=== WHAT IS REQUIRED ===
Extract the listing below in full, unchanged.
☆ ☆ ☆ ☆ ☆
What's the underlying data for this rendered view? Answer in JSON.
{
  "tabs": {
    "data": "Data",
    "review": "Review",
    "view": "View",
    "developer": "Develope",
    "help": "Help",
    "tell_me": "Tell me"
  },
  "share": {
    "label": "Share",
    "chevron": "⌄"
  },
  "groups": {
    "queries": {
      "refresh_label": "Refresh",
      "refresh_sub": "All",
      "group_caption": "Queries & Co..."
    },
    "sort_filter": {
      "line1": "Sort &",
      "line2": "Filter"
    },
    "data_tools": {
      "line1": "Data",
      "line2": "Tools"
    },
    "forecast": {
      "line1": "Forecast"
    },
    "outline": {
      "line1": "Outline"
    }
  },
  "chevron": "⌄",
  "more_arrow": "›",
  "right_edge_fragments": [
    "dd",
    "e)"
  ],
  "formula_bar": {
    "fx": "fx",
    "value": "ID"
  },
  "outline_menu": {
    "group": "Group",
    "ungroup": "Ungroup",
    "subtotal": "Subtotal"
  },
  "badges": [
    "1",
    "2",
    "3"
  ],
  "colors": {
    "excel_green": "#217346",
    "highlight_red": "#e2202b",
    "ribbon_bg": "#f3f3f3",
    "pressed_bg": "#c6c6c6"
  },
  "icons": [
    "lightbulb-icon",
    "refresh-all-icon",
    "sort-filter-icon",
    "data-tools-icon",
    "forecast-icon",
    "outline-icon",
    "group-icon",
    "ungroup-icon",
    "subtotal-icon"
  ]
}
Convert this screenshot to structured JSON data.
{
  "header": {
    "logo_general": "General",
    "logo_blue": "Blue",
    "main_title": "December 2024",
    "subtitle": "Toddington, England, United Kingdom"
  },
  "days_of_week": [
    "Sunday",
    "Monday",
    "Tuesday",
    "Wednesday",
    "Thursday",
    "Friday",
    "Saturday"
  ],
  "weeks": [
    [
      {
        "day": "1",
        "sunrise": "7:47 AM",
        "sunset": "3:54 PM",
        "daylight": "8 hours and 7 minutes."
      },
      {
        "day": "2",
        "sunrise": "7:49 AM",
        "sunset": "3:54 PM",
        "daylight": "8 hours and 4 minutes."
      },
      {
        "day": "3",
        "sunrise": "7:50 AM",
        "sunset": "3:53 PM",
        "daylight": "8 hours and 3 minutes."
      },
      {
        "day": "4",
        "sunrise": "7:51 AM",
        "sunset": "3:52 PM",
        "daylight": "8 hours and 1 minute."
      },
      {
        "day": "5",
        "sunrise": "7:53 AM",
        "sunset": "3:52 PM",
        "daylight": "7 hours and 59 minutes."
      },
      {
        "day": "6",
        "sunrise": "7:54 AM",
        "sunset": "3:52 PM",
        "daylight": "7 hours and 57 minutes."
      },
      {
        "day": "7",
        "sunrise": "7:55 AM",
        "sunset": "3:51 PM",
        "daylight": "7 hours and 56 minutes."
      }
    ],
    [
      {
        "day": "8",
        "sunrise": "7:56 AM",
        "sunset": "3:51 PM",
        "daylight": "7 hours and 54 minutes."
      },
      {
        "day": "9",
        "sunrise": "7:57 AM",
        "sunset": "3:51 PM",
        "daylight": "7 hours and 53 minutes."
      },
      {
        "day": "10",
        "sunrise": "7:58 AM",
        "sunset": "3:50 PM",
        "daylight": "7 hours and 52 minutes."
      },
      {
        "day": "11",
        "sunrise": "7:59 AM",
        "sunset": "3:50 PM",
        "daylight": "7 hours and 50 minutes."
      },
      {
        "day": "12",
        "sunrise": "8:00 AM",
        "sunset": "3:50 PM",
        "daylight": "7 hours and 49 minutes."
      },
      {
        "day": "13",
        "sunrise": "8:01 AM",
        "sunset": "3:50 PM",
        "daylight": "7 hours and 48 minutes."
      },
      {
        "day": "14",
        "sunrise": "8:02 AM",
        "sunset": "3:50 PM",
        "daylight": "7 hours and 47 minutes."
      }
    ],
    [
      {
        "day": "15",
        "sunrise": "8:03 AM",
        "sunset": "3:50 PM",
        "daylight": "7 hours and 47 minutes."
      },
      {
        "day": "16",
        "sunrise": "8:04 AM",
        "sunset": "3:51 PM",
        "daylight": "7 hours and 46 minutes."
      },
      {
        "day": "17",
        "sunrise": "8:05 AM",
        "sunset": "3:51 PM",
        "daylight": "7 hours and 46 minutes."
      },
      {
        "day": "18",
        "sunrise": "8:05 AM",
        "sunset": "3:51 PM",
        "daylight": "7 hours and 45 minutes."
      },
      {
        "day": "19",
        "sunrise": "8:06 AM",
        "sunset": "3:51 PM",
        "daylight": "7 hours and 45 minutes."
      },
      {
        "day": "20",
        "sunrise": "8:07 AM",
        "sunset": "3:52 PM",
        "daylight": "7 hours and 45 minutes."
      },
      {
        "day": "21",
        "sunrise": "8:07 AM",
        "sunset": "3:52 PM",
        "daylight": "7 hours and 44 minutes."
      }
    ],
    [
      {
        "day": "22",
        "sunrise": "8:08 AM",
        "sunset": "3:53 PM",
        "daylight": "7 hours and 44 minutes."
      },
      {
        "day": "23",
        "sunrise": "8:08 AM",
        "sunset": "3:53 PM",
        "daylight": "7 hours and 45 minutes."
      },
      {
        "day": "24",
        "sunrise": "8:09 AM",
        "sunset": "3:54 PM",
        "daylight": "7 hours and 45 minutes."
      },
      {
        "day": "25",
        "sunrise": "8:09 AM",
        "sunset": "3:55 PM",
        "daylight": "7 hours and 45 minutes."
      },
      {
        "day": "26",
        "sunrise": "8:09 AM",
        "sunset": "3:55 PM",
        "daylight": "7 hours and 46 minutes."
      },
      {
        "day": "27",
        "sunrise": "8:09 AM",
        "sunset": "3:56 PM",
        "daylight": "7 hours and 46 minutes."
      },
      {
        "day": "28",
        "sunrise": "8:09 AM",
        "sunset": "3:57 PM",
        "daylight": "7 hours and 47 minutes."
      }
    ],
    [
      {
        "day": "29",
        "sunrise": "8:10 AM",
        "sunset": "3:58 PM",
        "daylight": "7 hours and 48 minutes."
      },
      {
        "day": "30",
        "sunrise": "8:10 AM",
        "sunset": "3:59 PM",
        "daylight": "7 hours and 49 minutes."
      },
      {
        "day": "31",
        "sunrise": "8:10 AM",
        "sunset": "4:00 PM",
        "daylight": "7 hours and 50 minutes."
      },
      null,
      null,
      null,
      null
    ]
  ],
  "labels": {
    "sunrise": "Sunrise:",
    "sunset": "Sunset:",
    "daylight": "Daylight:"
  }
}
☆ ☆ ☆ ☆ ☆
=== OUTPUT FOR THIS TASK ===
What's the underlying data for this rendered view? Answer in JSON.
{
  "tabs": {
    "data": "Data",
    "review": "Review",
    "view": "View",
    "developer": "Develope",
    "help": "Help",
    "tell_me": "Tell me"
  },
  "share": {
    "label": "Share",
    "chevron": "⌄"
  },
  "groups": {
    "queries": {
      "refresh_label": "Refresh",
      "refresh_sub": "All",
      "group_caption": "Queries & Co..."
    },
    "sort_filter": {
      "line1": "Sort &",
      "line2": "Filter"
    },
    "data_tools": {
      "line1": "Data",
      "line2": "Tools"
    },
    "forecast": {
      "line1": "Forecast"
    },
    "outline": {
      "line1": "Outline"
    }
  },
  "chevron": "⌄",
  "more_arrow": "›",
  "right_edge_fragments": [
    "dd",
    "e)"
  ],
  "formula_bar": {
    "fx": "fx",
    "value": "ID"
  },
  "outline_menu": {
    "group": "Group",
    "ungroup": "Ungroup",
    "subtotal": "Subtotal"
  },
  "badges": [
    "1",
    "2",
    "3"
  ],
  "colors": {
    "excel_green": "#217346",
    "highlight_red": "#e2202b",
    "ribbon_bg": "#f3f3f3",
    "pressed_bg": "#c6c6c6"
  },
  "icons": [
    "lightbulb-icon",
    "refresh-all-icon",
    "sort-filter-icon",
    "data-tools-icon",
    "forecast-icon",
    "outline-icon",
    "group-icon",
    "ungroup-icon",
    "subtotal-icon"
  ]
}
Convert this screenshot to structured JSON data.
{
  "header": {
    "logo_general": "General",
    "logo_blue": "Blue",
    "main_title": "December 2024",
    "subtitle": "Toddington, England, United Kingdom"
  },
  "days_of_week": [
    "Sunday",
    "Monday",
    "Tuesday",
    "Wednesday",
    "Thursday",
    "Friday",
    "Saturday"
  ],
  "weeks": [
    [
      {
        "day": "1",
        "sunrise": "7:47 AM",
        "sunset": "3:54 PM",
        "daylight": "8 hours and 7 minutes."
      },
      {
        "day": "2",
        "sunrise": "7:49 AM",
        "sunset": "3:54 PM",
        "daylight": "8 hours and 4 minutes."
      },
      {
        "day": "3",
        "sunrise": "7:50 AM",
        "sunset": "3:53 PM",
        "daylight": "8 hours and 3 minutes."
      },
      {
        "day": "4",
        "sunrise": "7:51 AM",
        "sunset": "3:52 PM",
        "daylight": "8 hours and 1 minute."
      },
      {
        "day": "5",
        "sunrise": "7:53 AM",
        "sunset": "3:52 PM",
        "daylight": "7 hours and 59 minutes."
      },
      {
        "day": "6",
        "sunrise": "7:54 AM",
        "sunset": "3:52 PM",
        "daylight": "7 hours and 57 minutes."
      },
      {
        "day": "7",
        "sunrise": "7:55 AM",
        "sunset": "3:51 PM",
        "daylight": "7 hours and 56 minutes."
      }
    ],
    [
      {
        "day": "8",
        "sunrise": "7:56 AM",
        "sunset": "3:51 PM",
        "daylight": "7 hours and 54 minutes."
      },
      {
        "day": "9",
        "sunrise": "7:57 AM",
        "sunset": "3:51 PM",
        "daylight": "7 hours and 53 minutes."
      },
      {
        "day": "10",
        "sunrise": "7:58 AM",
        "sunset": "3:50 PM",
        "daylight": "7 hours and 52 minutes."
      },
      {
        "day": "11",
        "sunrise": "7:59 AM",
        "sunset": "3:50 PM",
        "daylight": "7 hours and 50 minutes."
      },
      {
        "day": "12",
        "sunrise": "8:00 AM",
        "sunset": "3:50 PM",
        "daylight": "7 hours and 49 minutes."
      },
      {
        "day": "13",
        "sunrise": "8:01 AM",
        "sunset": "3:50 PM",
        "daylight": "7 hours and 48 minutes."
      },
      {
        "day": "14",
        "sunrise": "8:02 AM",
        "sunset": "3:50 PM",
        "daylight": "7 hours and 47 minutes."
      }
    ],
    [
      {
        "day": "15",
        "sunrise": "8:03 AM",
        "sunset": "3:50 PM",
        "daylight": "7 hours and 47 minutes."
      },
      {
        "day": "16",
        "sunrise": "8:04 AM",
        "sunset": "3:51 PM",
        "daylight": "7 hours and 46 minutes."
      },
      {
        "day": "17",
        "sunrise": "8:05 AM",
        "sunset": "3:51 PM",
        "daylight": "7 hours and 46 minutes."
      },
      {
        "day": "18",
        "sunrise": "8:05 AM",
        "sunset": "3:51 PM",
        "daylight": "7 hours and 45 minutes."
      },
      {
        "day": "19",
        "sunrise": "8:06 AM",
        "sunset": "3:51 PM",
        "daylight": "7 hours and 45 minutes."
      },
      {
        "day": "20",
        "sunrise": "8:07 AM",
        "sunset": "3:52 PM",
        "daylight": "7 hours and 45 minutes."
      },
      {
        "day": "21",
        "sunrise": "8:07 AM",
        "sunset": "3:52 PM",
        "daylight": "7 hours and 44 minutes."
      }
    ],
    [
      {
        "day": "22",
        "sunrise": "8:08 AM",
        "sunset": "3:53 PM",
        "daylight": "7 hours and 44 minutes."
      },
      {
        "day": "23",
        "sunrise": "8:08 AM",
        "sunset": "3:53 PM",
        "daylight": "7 hours and 45 minutes."
      },
      {
        "day": "24",
        "sunrise": "8:09 AM",
        "sunset": "3:54 PM",
        "daylight": "7 hours and 45 minutes."
      },
      {
        "day": "25",
        "sunrise": "8:09 AM",
        "sunset": "3:55 PM",
        "daylight": "7 hours and 45 minutes."
      },
      {
        "day": "26",
        "sunrise": "8:09 AM",
        "sunset": "3:55 PM",
        "daylight": "7 hours and 46 minutes."
      },
      {
        "day": "27",
        "sunrise": "8:09 AM",
        "sunset": "3:56 PM",
        "daylight": "7 hours and 46 minutes."
      },
      {
        "day": "28",
        "sunrise": "8:09 AM",
        "sunset": "3:57 PM",
        "daylight": "7 hours and 47 minutes."
      }
    ],
    [
      {
        "day": "29",
        "sunrise": "8:10 AM",
        "sunset": "3:58 PM",
        "daylight": "7 hours and 48 minutes."
      },
      {
        "day": "30",
        "sunrise": "8:10 AM",
        "sunset": "3:59 PM",
        "daylight": "7 hours and 49 minutes."
      },
      {
        "day": "31",
        "sunrise": "8:10 AM",
        "sunset": "4:00 PM",
        "daylight": "7 hours and 50 minutes."
      },
      null,
      null,
      null,
      null
    ]
  ],
  "labels": {
    "sunrise": "Sunrise:",
    "sunset": "Sunset:",
    "daylight": "Daylight:"
  }
}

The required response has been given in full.